Write out each line from the data below that includes the word "mapped".
== SOURCE MATERIAL ==
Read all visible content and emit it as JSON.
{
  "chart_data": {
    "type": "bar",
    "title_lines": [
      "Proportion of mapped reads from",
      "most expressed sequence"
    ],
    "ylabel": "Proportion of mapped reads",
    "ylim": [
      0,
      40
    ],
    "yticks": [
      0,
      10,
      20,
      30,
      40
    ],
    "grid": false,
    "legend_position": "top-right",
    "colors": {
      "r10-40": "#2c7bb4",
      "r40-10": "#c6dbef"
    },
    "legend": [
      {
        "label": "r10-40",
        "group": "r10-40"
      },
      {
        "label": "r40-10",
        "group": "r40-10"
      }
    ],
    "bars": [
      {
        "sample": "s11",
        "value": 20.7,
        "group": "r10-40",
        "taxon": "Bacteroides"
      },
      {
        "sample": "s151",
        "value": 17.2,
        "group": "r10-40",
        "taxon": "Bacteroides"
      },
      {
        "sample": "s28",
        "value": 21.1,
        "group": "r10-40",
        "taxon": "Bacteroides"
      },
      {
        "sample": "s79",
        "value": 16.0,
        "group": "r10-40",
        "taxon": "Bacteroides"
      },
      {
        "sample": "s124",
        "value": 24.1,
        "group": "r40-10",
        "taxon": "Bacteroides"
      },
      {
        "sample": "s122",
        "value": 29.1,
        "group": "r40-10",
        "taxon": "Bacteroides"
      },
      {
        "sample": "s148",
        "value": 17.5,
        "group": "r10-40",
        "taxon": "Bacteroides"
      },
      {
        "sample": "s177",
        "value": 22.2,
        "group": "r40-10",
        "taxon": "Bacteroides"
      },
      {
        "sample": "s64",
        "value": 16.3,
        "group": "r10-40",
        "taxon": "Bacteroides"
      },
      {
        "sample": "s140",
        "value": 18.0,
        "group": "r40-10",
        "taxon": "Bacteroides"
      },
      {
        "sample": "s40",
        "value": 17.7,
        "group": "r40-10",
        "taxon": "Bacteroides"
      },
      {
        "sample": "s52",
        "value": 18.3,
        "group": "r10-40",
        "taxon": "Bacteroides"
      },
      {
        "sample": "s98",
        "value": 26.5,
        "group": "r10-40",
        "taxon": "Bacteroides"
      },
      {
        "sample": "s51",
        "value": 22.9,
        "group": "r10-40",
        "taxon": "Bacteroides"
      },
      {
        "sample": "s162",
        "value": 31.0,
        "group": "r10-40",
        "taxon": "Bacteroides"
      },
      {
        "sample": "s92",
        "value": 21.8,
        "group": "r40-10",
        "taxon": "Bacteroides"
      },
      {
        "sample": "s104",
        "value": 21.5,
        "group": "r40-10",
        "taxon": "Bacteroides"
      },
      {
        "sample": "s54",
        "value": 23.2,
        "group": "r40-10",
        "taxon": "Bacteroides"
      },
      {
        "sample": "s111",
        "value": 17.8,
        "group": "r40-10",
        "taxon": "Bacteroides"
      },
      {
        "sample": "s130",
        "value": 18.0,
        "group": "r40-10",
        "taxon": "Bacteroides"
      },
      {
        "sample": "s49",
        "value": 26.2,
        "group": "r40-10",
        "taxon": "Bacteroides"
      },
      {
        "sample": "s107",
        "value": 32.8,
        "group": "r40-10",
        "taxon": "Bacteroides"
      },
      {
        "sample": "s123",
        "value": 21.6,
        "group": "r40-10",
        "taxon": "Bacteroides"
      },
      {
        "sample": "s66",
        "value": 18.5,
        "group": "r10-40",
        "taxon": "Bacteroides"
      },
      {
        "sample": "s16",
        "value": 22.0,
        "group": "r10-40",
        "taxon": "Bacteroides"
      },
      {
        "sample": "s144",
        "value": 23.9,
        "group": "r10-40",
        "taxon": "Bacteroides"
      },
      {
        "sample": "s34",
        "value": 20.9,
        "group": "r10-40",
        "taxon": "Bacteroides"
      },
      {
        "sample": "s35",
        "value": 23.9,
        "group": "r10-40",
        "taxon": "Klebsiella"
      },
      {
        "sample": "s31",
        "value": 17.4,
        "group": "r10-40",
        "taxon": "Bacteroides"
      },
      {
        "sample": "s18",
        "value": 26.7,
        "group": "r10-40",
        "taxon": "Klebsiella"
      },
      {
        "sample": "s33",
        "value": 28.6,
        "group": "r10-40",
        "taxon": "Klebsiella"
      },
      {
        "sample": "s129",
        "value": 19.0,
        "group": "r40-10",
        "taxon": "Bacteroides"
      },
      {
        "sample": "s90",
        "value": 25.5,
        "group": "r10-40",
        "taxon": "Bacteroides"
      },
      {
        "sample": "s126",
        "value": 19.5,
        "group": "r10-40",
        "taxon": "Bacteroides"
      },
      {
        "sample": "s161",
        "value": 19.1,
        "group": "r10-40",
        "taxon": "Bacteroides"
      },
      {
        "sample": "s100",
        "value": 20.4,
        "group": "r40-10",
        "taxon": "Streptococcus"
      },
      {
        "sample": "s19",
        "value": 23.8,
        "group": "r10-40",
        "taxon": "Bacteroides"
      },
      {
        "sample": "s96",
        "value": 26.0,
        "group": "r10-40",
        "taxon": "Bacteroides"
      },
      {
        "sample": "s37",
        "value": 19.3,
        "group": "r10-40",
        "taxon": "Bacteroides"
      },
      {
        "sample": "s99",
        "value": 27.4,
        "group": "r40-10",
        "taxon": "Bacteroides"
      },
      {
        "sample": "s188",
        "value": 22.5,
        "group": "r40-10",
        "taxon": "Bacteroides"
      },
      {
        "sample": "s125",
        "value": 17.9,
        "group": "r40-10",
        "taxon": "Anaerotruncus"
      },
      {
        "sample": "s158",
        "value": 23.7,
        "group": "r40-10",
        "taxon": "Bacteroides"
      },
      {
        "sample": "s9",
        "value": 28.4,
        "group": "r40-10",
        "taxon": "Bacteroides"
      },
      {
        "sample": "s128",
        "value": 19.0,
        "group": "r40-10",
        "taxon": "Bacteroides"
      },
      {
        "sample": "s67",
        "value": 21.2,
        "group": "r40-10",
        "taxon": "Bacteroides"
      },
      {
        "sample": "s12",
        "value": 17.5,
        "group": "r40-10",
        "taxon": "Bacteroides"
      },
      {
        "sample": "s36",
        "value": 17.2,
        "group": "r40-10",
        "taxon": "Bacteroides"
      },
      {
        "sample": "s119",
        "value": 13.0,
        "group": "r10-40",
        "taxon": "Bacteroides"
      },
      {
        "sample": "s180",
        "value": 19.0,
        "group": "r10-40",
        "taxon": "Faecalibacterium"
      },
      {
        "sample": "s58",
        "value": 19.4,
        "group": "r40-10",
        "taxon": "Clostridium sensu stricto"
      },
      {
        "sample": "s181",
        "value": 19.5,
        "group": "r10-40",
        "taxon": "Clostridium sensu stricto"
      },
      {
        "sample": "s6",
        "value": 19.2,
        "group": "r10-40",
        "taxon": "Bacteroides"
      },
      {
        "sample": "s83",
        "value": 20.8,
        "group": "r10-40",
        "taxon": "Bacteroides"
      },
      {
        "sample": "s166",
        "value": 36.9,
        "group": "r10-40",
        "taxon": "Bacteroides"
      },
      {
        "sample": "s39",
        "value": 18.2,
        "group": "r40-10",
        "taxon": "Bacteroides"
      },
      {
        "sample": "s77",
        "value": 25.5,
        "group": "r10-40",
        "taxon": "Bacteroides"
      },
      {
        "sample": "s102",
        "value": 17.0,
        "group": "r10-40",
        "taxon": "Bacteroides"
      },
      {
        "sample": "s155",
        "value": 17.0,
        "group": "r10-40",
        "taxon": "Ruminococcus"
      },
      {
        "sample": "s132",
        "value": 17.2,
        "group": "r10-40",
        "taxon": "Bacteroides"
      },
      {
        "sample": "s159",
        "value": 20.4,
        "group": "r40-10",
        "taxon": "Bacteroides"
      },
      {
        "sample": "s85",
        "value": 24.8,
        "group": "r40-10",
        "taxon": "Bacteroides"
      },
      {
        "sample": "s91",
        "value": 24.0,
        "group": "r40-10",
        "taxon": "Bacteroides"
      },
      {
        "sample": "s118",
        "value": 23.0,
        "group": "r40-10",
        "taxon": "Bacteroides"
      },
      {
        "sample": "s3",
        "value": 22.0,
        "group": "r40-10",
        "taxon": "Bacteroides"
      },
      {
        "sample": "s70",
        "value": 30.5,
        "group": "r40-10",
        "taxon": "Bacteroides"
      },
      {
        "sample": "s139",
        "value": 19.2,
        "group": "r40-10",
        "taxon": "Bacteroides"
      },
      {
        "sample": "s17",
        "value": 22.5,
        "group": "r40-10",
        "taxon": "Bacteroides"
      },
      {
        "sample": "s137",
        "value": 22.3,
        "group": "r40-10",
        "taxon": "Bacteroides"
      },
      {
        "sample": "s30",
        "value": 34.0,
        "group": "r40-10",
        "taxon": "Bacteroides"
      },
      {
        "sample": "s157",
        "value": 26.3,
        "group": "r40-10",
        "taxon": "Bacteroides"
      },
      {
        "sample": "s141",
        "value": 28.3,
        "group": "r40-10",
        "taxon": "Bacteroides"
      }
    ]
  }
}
===
■ **PROBLEM SOLUTION**
      "Proportion of mapped reads from",
    "ylabel": "Proportion of mapped reads",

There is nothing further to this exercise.